▸ Problem details: What follows is a listing to be transcribed exactly.

[START Records to use]

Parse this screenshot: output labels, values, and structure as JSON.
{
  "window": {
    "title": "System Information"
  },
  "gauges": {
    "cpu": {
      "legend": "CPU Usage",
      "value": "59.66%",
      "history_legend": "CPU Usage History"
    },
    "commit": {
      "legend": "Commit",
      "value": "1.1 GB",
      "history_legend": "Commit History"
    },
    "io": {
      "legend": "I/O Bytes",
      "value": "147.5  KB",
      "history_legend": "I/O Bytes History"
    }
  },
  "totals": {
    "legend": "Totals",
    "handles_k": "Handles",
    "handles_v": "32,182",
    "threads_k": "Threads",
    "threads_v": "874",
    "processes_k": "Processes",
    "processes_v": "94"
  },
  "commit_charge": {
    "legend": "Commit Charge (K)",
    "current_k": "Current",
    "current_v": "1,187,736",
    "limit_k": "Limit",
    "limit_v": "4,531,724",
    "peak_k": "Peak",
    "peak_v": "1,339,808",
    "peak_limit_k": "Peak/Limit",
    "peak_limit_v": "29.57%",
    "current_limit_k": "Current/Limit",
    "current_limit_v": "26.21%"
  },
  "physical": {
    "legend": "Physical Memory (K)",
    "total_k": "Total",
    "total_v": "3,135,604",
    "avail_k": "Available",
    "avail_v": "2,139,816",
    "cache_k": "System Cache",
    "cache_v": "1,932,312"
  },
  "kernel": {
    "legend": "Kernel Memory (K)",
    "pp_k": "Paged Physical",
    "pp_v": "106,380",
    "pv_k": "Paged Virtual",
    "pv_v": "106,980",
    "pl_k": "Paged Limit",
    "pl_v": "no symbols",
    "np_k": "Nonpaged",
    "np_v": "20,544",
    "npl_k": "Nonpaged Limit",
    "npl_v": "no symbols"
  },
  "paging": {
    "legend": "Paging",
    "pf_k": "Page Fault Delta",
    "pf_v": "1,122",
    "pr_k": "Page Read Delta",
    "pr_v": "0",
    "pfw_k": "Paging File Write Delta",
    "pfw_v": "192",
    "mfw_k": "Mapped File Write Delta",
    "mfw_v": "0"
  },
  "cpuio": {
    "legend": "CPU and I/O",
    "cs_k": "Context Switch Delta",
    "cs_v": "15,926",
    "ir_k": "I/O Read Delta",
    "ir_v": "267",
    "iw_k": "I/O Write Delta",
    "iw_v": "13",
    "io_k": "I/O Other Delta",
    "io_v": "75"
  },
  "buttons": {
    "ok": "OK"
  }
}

[END Records to use]

▸ Final answer:
Parse this screenshot: output labels, values, and structure as JSON.
{
  "window": {
    "title": "System Information"
  },
  "gauges": {
    "cpu": {
      "legend": "CPU Usage",
      "value": "59.66%",
      "history_legend": "CPU Usage History"
    },
    "commit": {
      "legend": "Commit",
      "value": "1.1 GB",
      "history_legend": "Commit History"
    },
    "io": {
      "legend": "I/O Bytes",
      "value": "147.5  KB",
      "history_legend": "I/O Bytes History"
    }
  },
  "totals": {
    "legend": "Totals",
    "handles_k": "Handles",
    "handles_v": "32,182",
    "threads_k": "Threads",
    "threads_v": "874",
    "processes_k": "Processes",
    "processes_v": "94"
  },
  "commit_charge": {
    "legend": "Commit Charge (K)",
    "current_k": "Current",
    "current_v": "1,187,736",
    "limit_k": "Limit",
    "limit_v": "4,531,724",
    "peak_k": "Peak",
    "peak_v": "1,339,808",
    "peak_limit_k": "Peak/Limit",
    "peak_limit_v": "29.57%",
    "current_limit_k": "Current/Limit",
    "current_limit_v": "26.21%"
  },
  "physical": {
    "legend": "Physical Memory (K)",
    "total_k": "Total",
    "total_v": "3,135,604",
    "avail_k": "Available",
    "avail_v": "2,139,816",
    "cache_k": "System Cache",
    "cache_v": "1,932,312"
  },
  "kernel": {
    "legend": "Kernel Memory (K)",
    "pp_k": "Paged Physical",
    "pp_v": "106,380",
    "pv_k": "Paged Virtual",
    "pv_v": "106,980",
    "pl_k": "Paged Limit",
    "pl_v": "no symbols",
    "np_k": "Nonpaged",
    "np_v": "20,544",
    "npl_k": "Nonpaged Limit",
    "npl_v": "no symbols"
  },
  "paging": {
    "legend": "Paging",
    "pf_k": "Page Fault Delta",
    "pf_v": "1,122",
    "pr_k": "Page Read Delta",
    "pr_v": "0",
    "pfw_k": "Paging File Write Delta",
    "pfw_v": "192",
    "mfw_k": "Mapped File Write Delta",
    "mfw_v": "0"
  },
  "cpuio": {
    "legend": "CPU and I/O",
    "cs_k": "Context Switch Delta",
    "cs_v": "15,926",
    "ir_k": "I/O Read Delta",
    "ir_v": "267",
    "iw_k": "I/O Write Delta",
    "iw_v": "13",
    "io_k": "I/O Other Delta",
    "io_v": "75"
  },
  "buttons": {
    "ok": "OK"
  }
}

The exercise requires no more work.